STATED EXERCISE: Restate all the material verbatim, except for the pictures.

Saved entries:
──────────
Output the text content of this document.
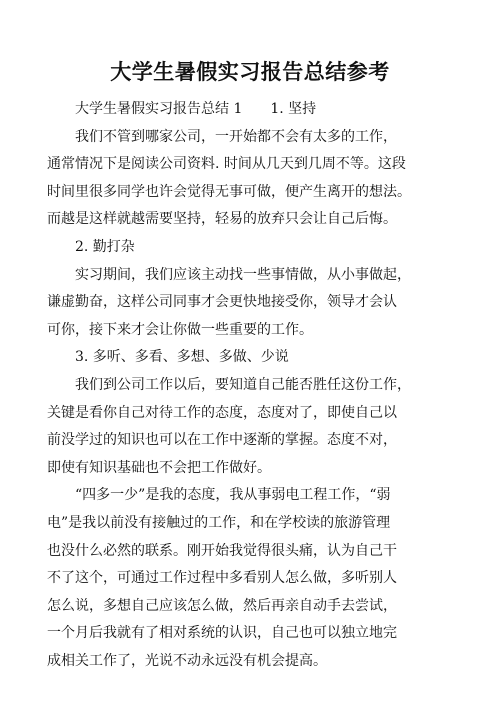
大学生暑假实习报告总结参考
大学生暑假实习报告总结 1　　1. 坚持
我们不管到哪家公司，一开始都不会有太多的工作，
通常情况下是阅读公司资料. 时间从几天到几周不等。这段
时间里很多同学也许会觉得无事可做，便产生离开的想法。
而越是这样就越需要坚持，轻易的放弃只会让自己后悔。
2. 勤打杂
实习期间，我们应该主动找一些事情做，从小事做起，
谦虚勤奋，这样公司同事才会更快地接受你，领导才会认
可你，接下来才会让你做一些重要的工作。
3. 多听、多看、多想、多做、少说
我们到公司工作以后，要知道自己能否胜任这份工作，
关键是看你自己对待工作的态度，态度对了，即使自己以
前没学过的知识也可以在工作中逐渐的掌握。态度不对，
即使有知识基础也不会把工作做好。
“四多一少”是我的态度，我从事弱电工程工作，“弱
电”是我以前没有接触过的工作，和在学校读的旅游管理
也没什么必然的联系。刚开始我觉得很头痛，认为自己干
不了这个，可通过工作过程中多看别人怎么做，多听别人
怎么说，多想自己应该怎么做，然后再亲自动手去尝试，
一个月后我就有了相对系统的认识，自己也可以独立地完
成相关工作了，光说不动永远没有机会提高。
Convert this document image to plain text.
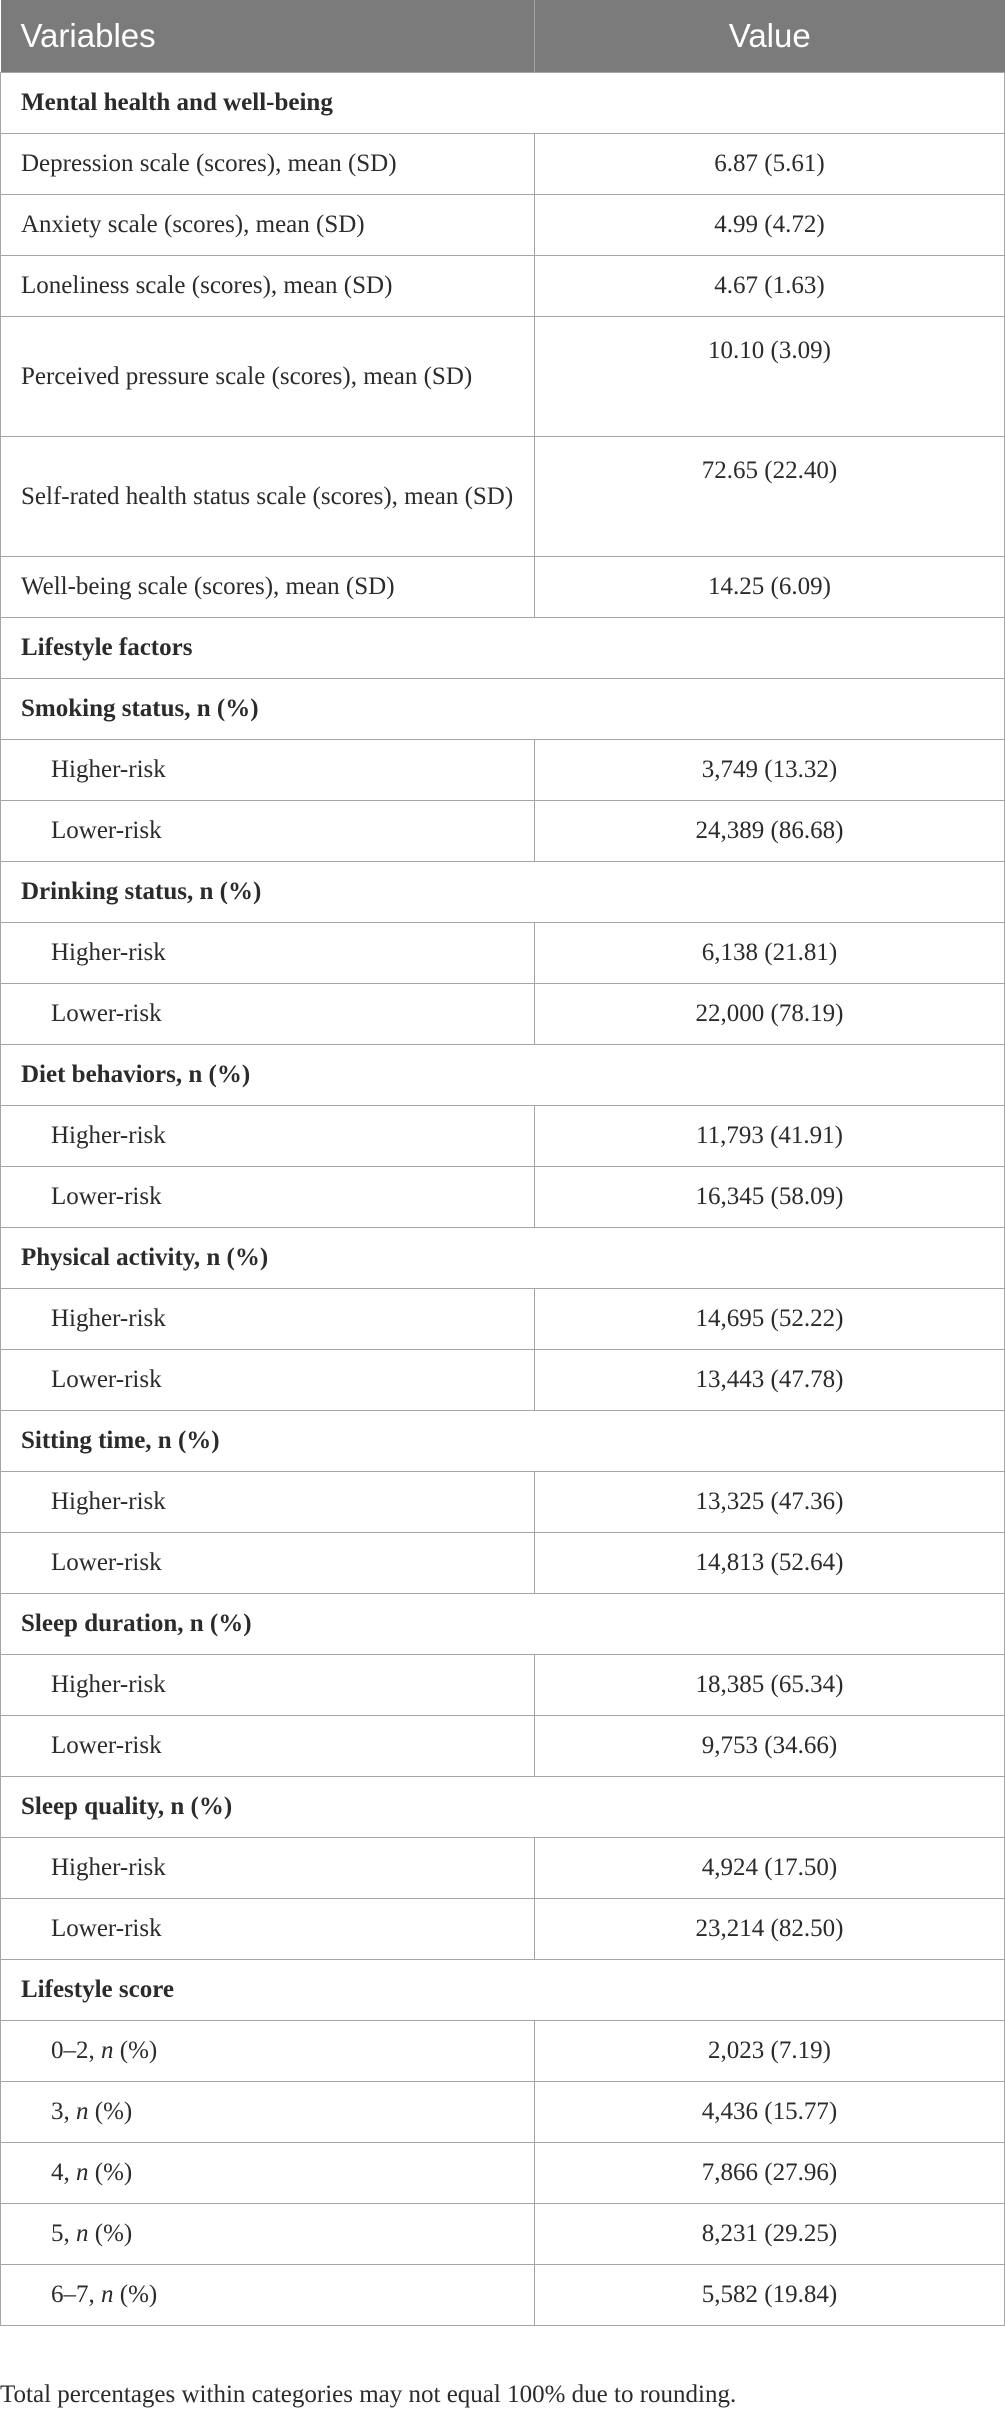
Variables	Value
Mental health and well-being	
Depression scale (scores), mean (SD)	6.87 (5.61)
Anxiety scale (scores), mean (SD)	4.99 (4.72)
Loneliness scale (scores), mean (SD)	4.67 (1.63)
Perceived pressure scale (scores), mean (SD)	10.10 (3.09)
Self-rated health status scale (scores), mean (SD)	72.65 (22.40)
Well-being scale (scores), mean (SD)	14.25 (6.09)
Lifestyle factors	
Smoking status, n (%)	
Higher-risk	3,749 (13.32)
Lower-risk	24,389 (86.68)
Drinking status, n (%)	
Higher-risk	6,138 (21.81)
Lower-risk	22,000 (78.19)
Diet behaviors, n (%)	
Higher-risk	11,793 (41.91)
Lower-risk	16,345 (58.09)
Physical activity, n (%)	
Higher-risk	14,695 (52.22)
Lower-risk	13,443 (47.78)
Sitting time, n (%)	
Higher-risk	13,325 (47.36)
Lower-risk	14,813 (52.64)
Sleep duration, n (%)	
Higher-risk	18,385 (65.34)
Lower-risk	9,753 (34.66)
Sleep quality, n (%)	
Higher-risk	4,924 (17.50)
Lower-risk	23,214 (82.50)
Lifestyle score	
0–2, n (%)	2,023 (7.19)
3, n (%)	4,436 (15.77)
4, n (%)	7,866 (27.96)
5, n (%)	8,231 (29.25)
6–7, n (%)	5,582 (19.84)
Total percentages within categories may not equal 100% due to rounding.
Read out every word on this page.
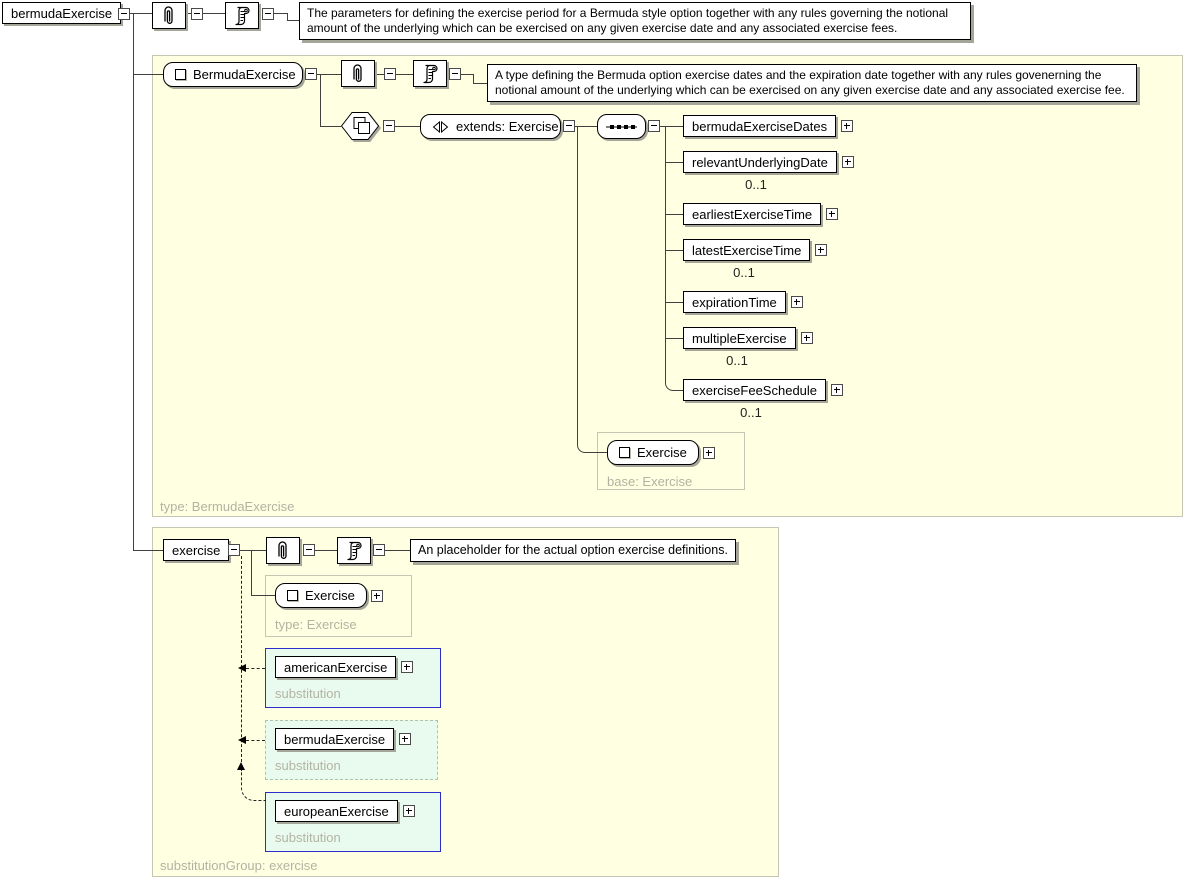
bermudaExercise	The parameters for defining the exercise period for a Bermuda style option together with any rules governing the notional amount of the underlying which can be exercised on any given exercise date and any associated exercise fees.
BermudaExercise	A type defining the Bermuda option exercise dates and the expiration date together with any rules govenerning the notional amount of the underlying which can be exercised on any given exercise date and any associated exercise fee.
extends: Exercise	bermudaExerciseDates
relevantUnderlyingDate
0..1
earliestExerciseTime
latestExerciseTime
0..1
expirationTime
multipleExercise
0..1
exerciseFeeSchedule
0..1
Exercise
base: Exercise
type: BermudaExercise
exercise	An placeholder for the actual option exercise definitions.
Exercise
type: Exercise
americanExercise
substitution
bermudaExercise
substitution
europeanExercise
substitution
substitutionGroup: exercise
──────────
THE RESULT:
Output the text content of this document.
大学生暑假实习报告总结参考
大学生暑假实习报告总结 1　　1. 坚持
我们不管到哪家公司，一开始都不会有太多的工作，
通常情况下是阅读公司资料. 时间从几天到几周不等。这段
时间里很多同学也许会觉得无事可做，便产生离开的想法。
而越是这样就越需要坚持，轻易的放弃只会让自己后悔。
2. 勤打杂
实习期间，我们应该主动找一些事情做，从小事做起，
谦虚勤奋，这样公司同事才会更快地接受你，领导才会认
可你，接下来才会让你做一些重要的工作。
3. 多听、多看、多想、多做、少说
我们到公司工作以后，要知道自己能否胜任这份工作，
关键是看你自己对待工作的态度，态度对了，即使自己以
前没学过的知识也可以在工作中逐渐的掌握。态度不对，
即使有知识基础也不会把工作做好。
“四多一少”是我的态度，我从事弱电工程工作，“弱
电”是我以前没有接触过的工作，和在学校读的旅游管理
也没什么必然的联系。刚开始我觉得很头痛，认为自己干
不了这个，可通过工作过程中多看别人怎么做，多听别人
怎么说，多想自己应该怎么做，然后再亲自动手去尝试，
一个月后我就有了相对系统的认识，自己也可以独立地完
成相关工作了，光说不动永远没有机会提高。
Convert this document image to plain text.
Variables	Value
Mental health and well-being	
Depression scale (scores), mean (SD)	6.87 (5.61)
Anxiety scale (scores), mean (SD)	4.99 (4.72)
Loneliness scale (scores), mean (SD)	4.67 (1.63)
Perceived pressure scale (scores), mean (SD)	10.10 (3.09)
Self-rated health status scale (scores), mean (SD)	72.65 (22.40)
Well-being scale (scores), mean (SD)	14.25 (6.09)
Lifestyle factors	
Smoking status, n (%)	
Higher-risk	3,749 (13.32)
Lower-risk	24,389 (86.68)
Drinking status, n (%)	
Higher-risk	6,138 (21.81)
Lower-risk	22,000 (78.19)
Diet behaviors, n (%)	
Higher-risk	11,793 (41.91)
Lower-risk	16,345 (58.09)
Physical activity, n (%)	
Higher-risk	14,695 (52.22)
Lower-risk	13,443 (47.78)
Sitting time, n (%)	
Higher-risk	13,325 (47.36)
Lower-risk	14,813 (52.64)
Sleep duration, n (%)	
Higher-risk	18,385 (65.34)
Lower-risk	9,753 (34.66)
Sleep quality, n (%)	
Higher-risk	4,924 (17.50)
Lower-risk	23,214 (82.50)
Lifestyle score	
0–2, n (%)	2,023 (7.19)
3, n (%)	4,436 (15.77)
4, n (%)	7,866 (27.96)
5, n (%)	8,231 (29.25)
6–7, n (%)	5,582 (19.84)
Total percentages within categories may not equal 100% due to rounding.
Read out every word on this page.
bermudaExercise	The parameters for defining the exercise period for a Bermuda style option together with any rules governing the notional amount of the underlying which can be exercised on any given exercise date and any associated exercise fees.
BermudaExercise	A type defining the Bermuda option exercise dates and the expiration date together with any rules govenerning the notional amount of the underlying which can be exercised on any given exercise date and any associated exercise fee.
extends: Exercise	bermudaExerciseDates
relevantUnderlyingDate
0..1
earliestExerciseTime
latestExerciseTime
0..1
expirationTime
multipleExercise
0..1
exerciseFeeSchedule
0..1
Exercise
base: Exercise
type: BermudaExercise
exercise	An placeholder for the actual option exercise definitions.
Exercise
type: Exercise
americanExercise
substitution
bermudaExercise
substitution
europeanExercise
substitution
substitutionGroup: exercise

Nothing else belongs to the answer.